Read the entries below and pull out each line with the string "title".

> _Entries from a dataset_
########

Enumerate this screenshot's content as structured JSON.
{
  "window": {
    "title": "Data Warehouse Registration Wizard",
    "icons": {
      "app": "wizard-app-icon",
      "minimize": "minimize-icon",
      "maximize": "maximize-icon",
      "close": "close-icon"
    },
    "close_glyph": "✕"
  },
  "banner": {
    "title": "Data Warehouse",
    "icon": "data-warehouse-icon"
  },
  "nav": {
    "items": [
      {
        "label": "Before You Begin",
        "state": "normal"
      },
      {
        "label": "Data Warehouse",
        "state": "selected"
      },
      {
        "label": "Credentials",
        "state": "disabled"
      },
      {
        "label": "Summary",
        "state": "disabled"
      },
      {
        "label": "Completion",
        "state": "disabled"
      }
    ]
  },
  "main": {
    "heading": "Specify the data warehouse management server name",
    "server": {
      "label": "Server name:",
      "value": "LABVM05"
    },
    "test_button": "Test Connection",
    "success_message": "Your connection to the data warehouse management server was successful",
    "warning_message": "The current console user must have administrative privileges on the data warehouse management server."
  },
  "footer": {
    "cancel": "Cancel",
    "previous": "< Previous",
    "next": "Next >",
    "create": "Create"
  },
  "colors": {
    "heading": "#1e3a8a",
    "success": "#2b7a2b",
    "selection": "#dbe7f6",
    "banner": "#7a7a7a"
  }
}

########

> _EXERCISE RESULT_
    "title": "Data Warehouse Registration Wizard",
    "title": "Data Warehouse",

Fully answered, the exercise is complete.